Go through the entries and count the lines with the string "this" in them. Give only that number.

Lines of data
Begin

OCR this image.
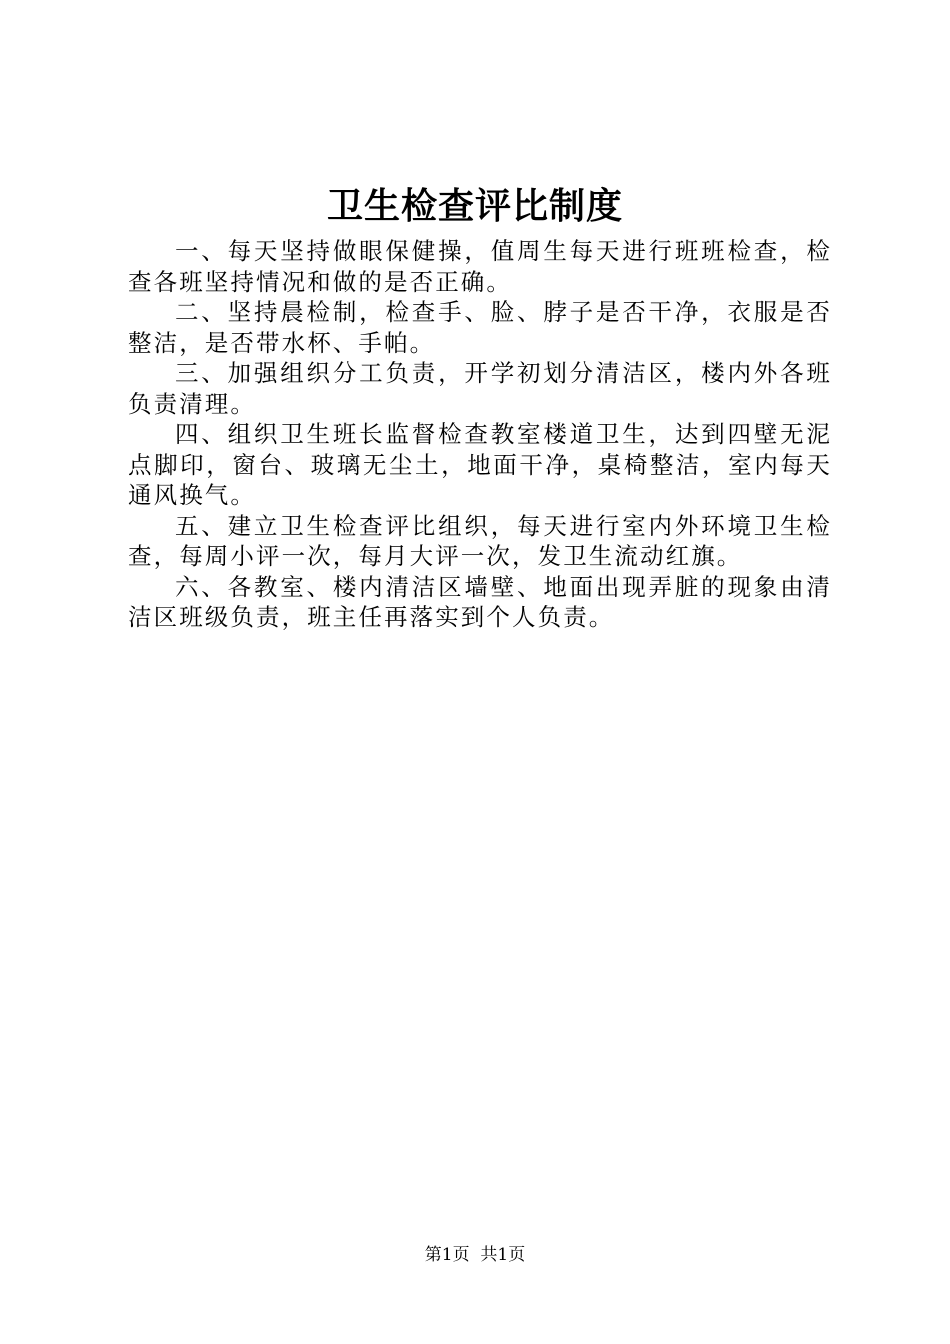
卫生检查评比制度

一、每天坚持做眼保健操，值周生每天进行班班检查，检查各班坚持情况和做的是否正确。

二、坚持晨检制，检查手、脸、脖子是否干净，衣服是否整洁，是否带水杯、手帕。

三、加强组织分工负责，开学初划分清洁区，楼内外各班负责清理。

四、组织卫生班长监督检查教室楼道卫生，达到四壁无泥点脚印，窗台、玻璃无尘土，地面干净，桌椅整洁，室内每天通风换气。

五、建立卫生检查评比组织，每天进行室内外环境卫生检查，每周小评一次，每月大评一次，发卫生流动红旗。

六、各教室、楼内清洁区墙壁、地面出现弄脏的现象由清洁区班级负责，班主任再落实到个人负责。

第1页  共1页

End
Begin

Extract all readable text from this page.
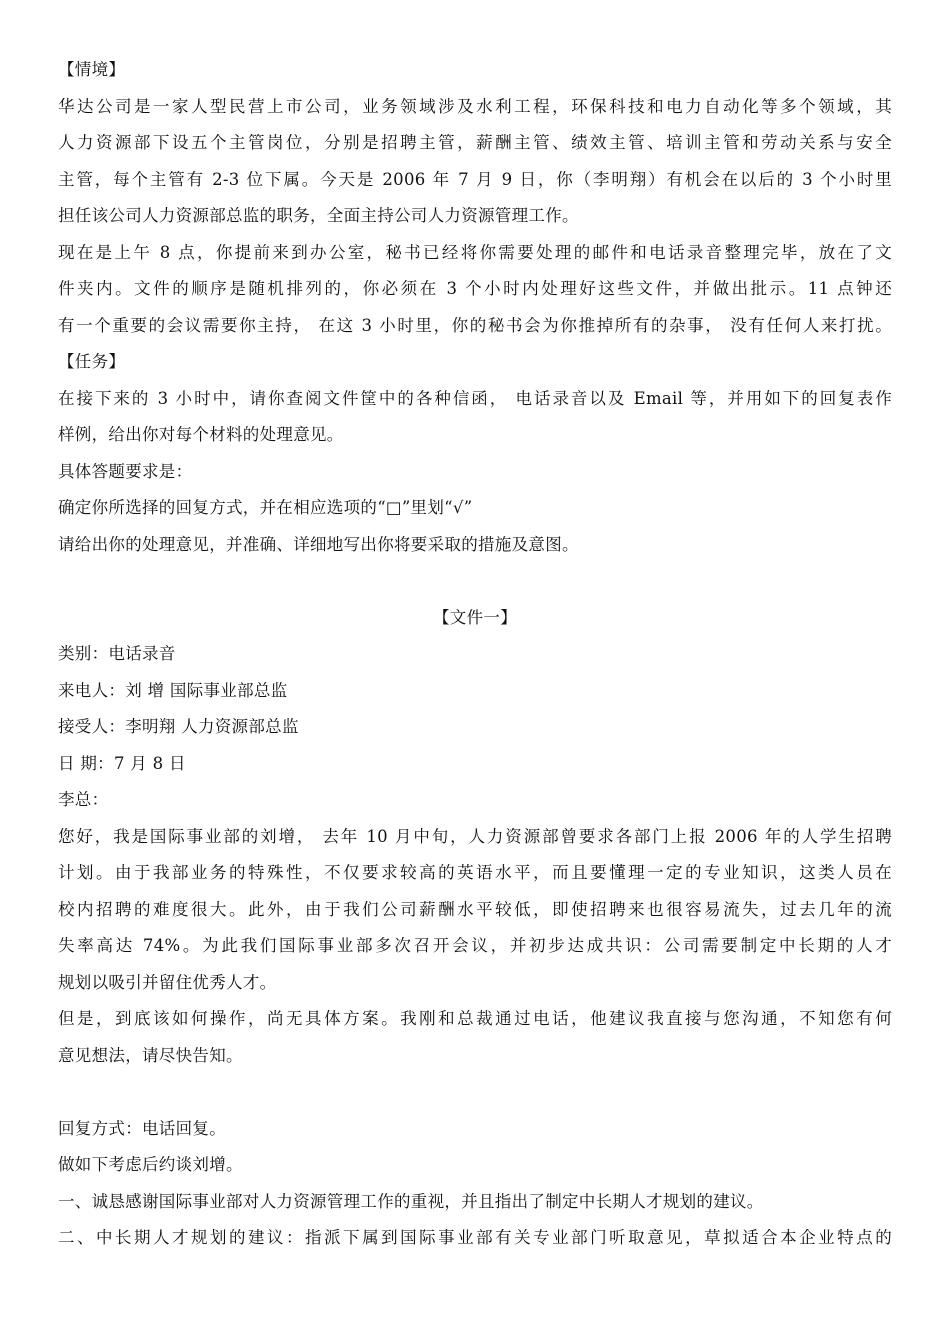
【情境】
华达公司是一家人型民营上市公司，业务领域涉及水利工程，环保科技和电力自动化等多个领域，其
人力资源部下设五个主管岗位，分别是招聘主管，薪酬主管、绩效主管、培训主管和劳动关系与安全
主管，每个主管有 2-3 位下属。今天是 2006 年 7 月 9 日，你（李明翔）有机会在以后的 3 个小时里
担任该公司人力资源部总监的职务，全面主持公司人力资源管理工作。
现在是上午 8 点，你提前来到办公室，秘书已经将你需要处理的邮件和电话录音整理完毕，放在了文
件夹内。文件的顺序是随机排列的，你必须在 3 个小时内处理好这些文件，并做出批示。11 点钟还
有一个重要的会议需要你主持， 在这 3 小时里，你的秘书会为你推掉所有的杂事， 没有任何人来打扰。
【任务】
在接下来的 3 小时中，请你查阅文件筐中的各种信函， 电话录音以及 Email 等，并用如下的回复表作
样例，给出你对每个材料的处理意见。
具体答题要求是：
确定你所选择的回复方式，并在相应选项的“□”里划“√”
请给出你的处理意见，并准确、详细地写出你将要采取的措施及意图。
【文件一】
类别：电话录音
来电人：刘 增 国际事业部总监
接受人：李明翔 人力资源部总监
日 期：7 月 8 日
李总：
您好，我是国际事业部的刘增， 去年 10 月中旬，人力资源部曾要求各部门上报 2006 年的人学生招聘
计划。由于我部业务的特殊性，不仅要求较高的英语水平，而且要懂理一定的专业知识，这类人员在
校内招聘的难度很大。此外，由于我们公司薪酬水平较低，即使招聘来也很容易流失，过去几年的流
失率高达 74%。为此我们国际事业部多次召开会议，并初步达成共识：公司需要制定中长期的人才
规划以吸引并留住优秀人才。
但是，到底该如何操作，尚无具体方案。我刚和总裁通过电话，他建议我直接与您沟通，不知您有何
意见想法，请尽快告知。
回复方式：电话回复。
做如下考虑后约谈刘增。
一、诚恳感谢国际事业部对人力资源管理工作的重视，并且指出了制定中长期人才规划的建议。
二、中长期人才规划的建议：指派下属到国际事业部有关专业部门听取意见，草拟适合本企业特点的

End

PROBLEM SOLUTION »
2